* **Written request**:
Reproduce the records below in full and word for word, excluding pictures.

----

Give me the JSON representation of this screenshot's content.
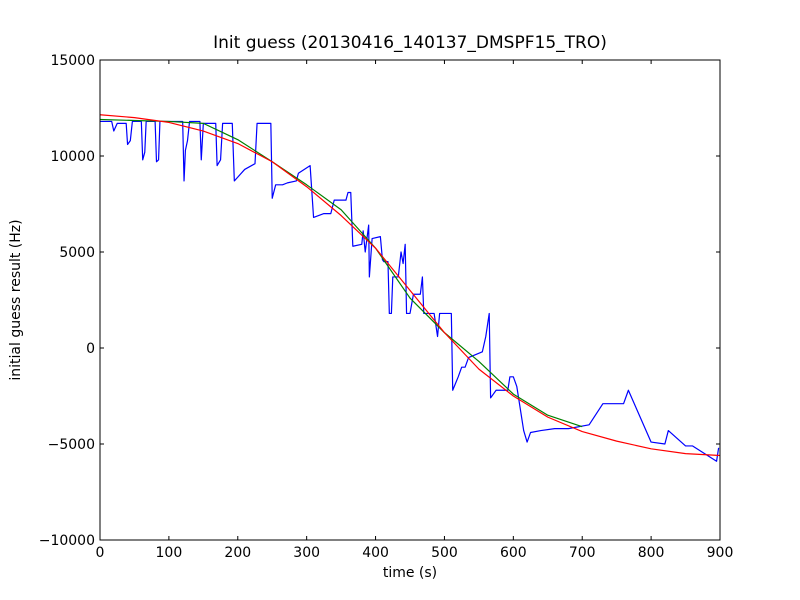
{
  "chart_data": {
    "type": "line",
    "title": "Init guess (20130416_140137_DMSPF15_TRO)",
    "xlabel": "time (s)",
    "ylabel": "initial guess result (Hz)",
    "xlim": [
      0,
      900
    ],
    "ylim": [
      -10000,
      15000
    ],
    "xticks": [
      0,
      100,
      200,
      300,
      400,
      500,
      600,
      700,
      800,
      900
    ],
    "yticks": [
      -10000,
      -5000,
      0,
      5000,
      10000,
      15000
    ],
    "grid": false,
    "series": [
      {
        "color": "#0000ff",
        "points": [
          [
            0,
            11800
          ],
          [
            17,
            11800
          ],
          [
            20,
            11300
          ],
          [
            25,
            11700
          ],
          [
            38,
            11700
          ],
          [
            40,
            10600
          ],
          [
            44,
            10800
          ],
          [
            47,
            11800
          ],
          [
            60,
            11800
          ],
          [
            62,
            9800
          ],
          [
            65,
            10200
          ],
          [
            67,
            11800
          ],
          [
            80,
            11800
          ],
          [
            82,
            9700
          ],
          [
            85,
            9800
          ],
          [
            87,
            11800
          ],
          [
            120,
            11800
          ],
          [
            122,
            8700
          ],
          [
            124,
            10300
          ],
          [
            127,
            10800
          ],
          [
            130,
            11800
          ],
          [
            145,
            11800
          ],
          [
            147,
            9800
          ],
          [
            150,
            11700
          ],
          [
            168,
            11700
          ],
          [
            170,
            9500
          ],
          [
            175,
            9800
          ],
          [
            178,
            11700
          ],
          [
            192,
            11700
          ],
          [
            195,
            8700
          ],
          [
            200,
            8900
          ],
          [
            210,
            9300
          ],
          [
            225,
            9600
          ],
          [
            228,
            11700
          ],
          [
            248,
            11700
          ],
          [
            250,
            7800
          ],
          [
            255,
            8500
          ],
          [
            265,
            8500
          ],
          [
            272,
            8600
          ],
          [
            285,
            8700
          ],
          [
            288,
            9100
          ],
          [
            305,
            9500
          ],
          [
            310,
            6800
          ],
          [
            325,
            7000
          ],
          [
            335,
            7000
          ],
          [
            340,
            7700
          ],
          [
            357,
            7700
          ],
          [
            360,
            8100
          ],
          [
            364,
            8100
          ],
          [
            367,
            5300
          ],
          [
            380,
            5400
          ],
          [
            382,
            6100
          ],
          [
            385,
            5000
          ],
          [
            390,
            6400
          ],
          [
            391,
            3700
          ],
          [
            395,
            5700
          ],
          [
            407,
            5800
          ],
          [
            410,
            4600
          ],
          [
            412,
            4500
          ],
          [
            418,
            4500
          ],
          [
            420,
            1800
          ],
          [
            423,
            1800
          ],
          [
            425,
            3700
          ],
          [
            433,
            3700
          ],
          [
            437,
            5000
          ],
          [
            440,
            4400
          ],
          [
            443,
            5400
          ],
          [
            445,
            1800
          ],
          [
            450,
            1800
          ],
          [
            455,
            2800
          ],
          [
            465,
            2800
          ],
          [
            468,
            3700
          ],
          [
            470,
            1800
          ],
          [
            485,
            1800
          ],
          [
            490,
            600
          ],
          [
            493,
            1800
          ],
          [
            510,
            1800
          ],
          [
            512,
            -2200
          ],
          [
            520,
            -1500
          ],
          [
            525,
            -1000
          ],
          [
            530,
            -1000
          ],
          [
            535,
            -500
          ],
          [
            555,
            -200
          ],
          [
            560,
            600
          ],
          [
            565,
            1800
          ],
          [
            567,
            -2600
          ],
          [
            575,
            -2200
          ],
          [
            592,
            -2200
          ],
          [
            595,
            -1500
          ],
          [
            600,
            -1500
          ],
          [
            605,
            -2000
          ],
          [
            615,
            -4300
          ],
          [
            620,
            -4900
          ],
          [
            625,
            -4400
          ],
          [
            640,
            -4300
          ],
          [
            660,
            -4200
          ],
          [
            680,
            -4200
          ],
          [
            710,
            -4000
          ],
          [
            730,
            -2900
          ],
          [
            760,
            -2900
          ],
          [
            767,
            -2200
          ],
          [
            800,
            -4900
          ],
          [
            820,
            -5000
          ],
          [
            825,
            -4300
          ],
          [
            850,
            -5100
          ],
          [
            860,
            -5100
          ],
          [
            895,
            -5900
          ],
          [
            898,
            -5200
          ]
        ]
      },
      {
        "color": "#008000",
        "points": [
          [
            0,
            11900
          ],
          [
            50,
            11850
          ],
          [
            100,
            11800
          ],
          [
            150,
            11700
          ],
          [
            200,
            10850
          ],
          [
            250,
            9700
          ],
          [
            300,
            8500
          ],
          [
            350,
            7200
          ],
          [
            400,
            5200
          ],
          [
            450,
            2600
          ],
          [
            500,
            800
          ],
          [
            550,
            -700
          ],
          [
            600,
            -2400
          ],
          [
            650,
            -3500
          ],
          [
            700,
            -4100
          ]
        ]
      },
      {
        "color": "#ff0000",
        "points": [
          [
            0,
            12150
          ],
          [
            50,
            12000
          ],
          [
            100,
            11750
          ],
          [
            150,
            11300
          ],
          [
            200,
            10650
          ],
          [
            250,
            9700
          ],
          [
            300,
            8400
          ],
          [
            350,
            6900
          ],
          [
            400,
            5200
          ],
          [
            450,
            3000
          ],
          [
            500,
            800
          ],
          [
            550,
            -1100
          ],
          [
            600,
            -2500
          ],
          [
            650,
            -3600
          ],
          [
            700,
            -4350
          ],
          [
            750,
            -4850
          ],
          [
            800,
            -5250
          ],
          [
            850,
            -5500
          ],
          [
            900,
            -5600
          ]
        ]
      }
    ]
  }
}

----

* **Completed task**:
Give me the JSON representation of this screenshot's content.
{
  "chart_data": {
    "type": "line",
    "title": "Init guess (20130416_140137_DMSPF15_TRO)",
    "xlabel": "time (s)",
    "ylabel": "initial guess result (Hz)",
    "xlim": [
      0,
      900
    ],
    "ylim": [
      -10000,
      15000
    ],
    "xticks": [
      0,
      100,
      200,
      300,
      400,
      500,
      600,
      700,
      800,
      900
    ],
    "yticks": [
      -10000,
      -5000,
      0,
      5000,
      10000,
      15000
    ],
    "grid": false,
    "series": [
      {
        "color": "#0000ff",
        "points": [
          [
            0,
            11800
          ],
          [
            17,
            11800
          ],
          [
            20,
            11300
          ],
          [
            25,
            11700
          ],
          [
            38,
            11700
          ],
          [
            40,
            10600
          ],
          [
            44,
            10800
          ],
          [
            47,
            11800
          ],
          [
            60,
            11800
          ],
          [
            62,
            9800
          ],
          [
            65,
            10200
          ],
          [
            67,
            11800
          ],
          [
            80,
            11800
          ],
          [
            82,
            9700
          ],
          [
            85,
            9800
          ],
          [
            87,
            11800
          ],
          [
            120,
            11800
          ],
          [
            122,
            8700
          ],
          [
            124,
            10300
          ],
          [
            127,
            10800
          ],
          [
            130,
            11800
          ],
          [
            145,
            11800
          ],
          [
            147,
            9800
          ],
          [
            150,
            11700
          ],
          [
            168,
            11700
          ],
          [
            170,
            9500
          ],
          [
            175,
            9800
          ],
          [
            178,
            11700
          ],
          [
            192,
            11700
          ],
          [
            195,
            8700
          ],
          [
            200,
            8900
          ],
          [
            210,
            9300
          ],
          [
            225,
            9600
          ],
          [
            228,
            11700
          ],
          [
            248,
            11700
          ],
          [
            250,
            7800
          ],
          [
            255,
            8500
          ],
          [
            265,
            8500
          ],
          [
            272,
            8600
          ],
          [
            285,
            8700
          ],
          [
            288,
            9100
          ],
          [
            305,
            9500
          ],
          [
            310,
            6800
          ],
          [
            325,
            7000
          ],
          [
            335,
            7000
          ],
          [
            340,
            7700
          ],
          [
            357,
            7700
          ],
          [
            360,
            8100
          ],
          [
            364,
            8100
          ],
          [
            367,
            5300
          ],
          [
            380,
            5400
          ],
          [
            382,
            6100
          ],
          [
            385,
            5000
          ],
          [
            390,
            6400
          ],
          [
            391,
            3700
          ],
          [
            395,
            5700
          ],
          [
            407,
            5800
          ],
          [
            410,
            4600
          ],
          [
            412,
            4500
          ],
          [
            418,
            4500
          ],
          [
            420,
            1800
          ],
          [
            423,
            1800
          ],
          [
            425,
            3700
          ],
          [
            433,
            3700
          ],
          [
            437,
            5000
          ],
          [
            440,
            4400
          ],
          [
            443,
            5400
          ],
          [
            445,
            1800
          ],
          [
            450,
            1800
          ],
          [
            455,
            2800
          ],
          [
            465,
            2800
          ],
          [
            468,
            3700
          ],
          [
            470,
            1800
          ],
          [
            485,
            1800
          ],
          [
            490,
            600
          ],
          [
            493,
            1800
          ],
          [
            510,
            1800
          ],
          [
            512,
            -2200
          ],
          [
            520,
            -1500
          ],
          [
            525,
            -1000
          ],
          [
            530,
            -1000
          ],
          [
            535,
            -500
          ],
          [
            555,
            -200
          ],
          [
            560,
            600
          ],
          [
            565,
            1800
          ],
          [
            567,
            -2600
          ],
          [
            575,
            -2200
          ],
          [
            592,
            -2200
          ],
          [
            595,
            -1500
          ],
          [
            600,
            -1500
          ],
          [
            605,
            -2000
          ],
          [
            615,
            -4300
          ],
          [
            620,
            -4900
          ],
          [
            625,
            -4400
          ],
          [
            640,
            -4300
          ],
          [
            660,
            -4200
          ],
          [
            680,
            -4200
          ],
          [
            710,
            -4000
          ],
          [
            730,
            -2900
          ],
          [
            760,
            -2900
          ],
          [
            767,
            -2200
          ],
          [
            800,
            -4900
          ],
          [
            820,
            -5000
          ],
          [
            825,
            -4300
          ],
          [
            850,
            -5100
          ],
          [
            860,
            -5100
          ],
          [
            895,
            -5900
          ],
          [
            898,
            -5200
          ]
        ]
      },
      {
        "color": "#008000",
        "points": [
          [
            0,
            11900
          ],
          [
            50,
            11850
          ],
          [
            100,
            11800
          ],
          [
            150,
            11700
          ],
          [
            200,
            10850
          ],
          [
            250,
            9700
          ],
          [
            300,
            8500
          ],
          [
            350,
            7200
          ],
          [
            400,
            5200
          ],
          [
            450,
            2600
          ],
          [
            500,
            800
          ],
          [
            550,
            -700
          ],
          [
            600,
            -2400
          ],
          [
            650,
            -3500
          ],
          [
            700,
            -4100
          ]
        ]
      },
      {
        "color": "#ff0000",
        "points": [
          [
            0,
            12150
          ],
          [
            50,
            12000
          ],
          [
            100,
            11750
          ],
          [
            150,
            11300
          ],
          [
            200,
            10650
          ],
          [
            250,
            9700
          ],
          [
            300,
            8400
          ],
          [
            350,
            6900
          ],
          [
            400,
            5200
          ],
          [
            450,
            3000
          ],
          [
            500,
            800
          ],
          [
            550,
            -1100
          ],
          [
            600,
            -2500
          ],
          [
            650,
            -3600
          ],
          [
            700,
            -4350
          ],
          [
            750,
            -4850
          ],
          [
            800,
            -5250
          ],
          [
            850,
            -5500
          ],
          [
            900,
            -5600
          ]
        ]
      }
    ]
  }
}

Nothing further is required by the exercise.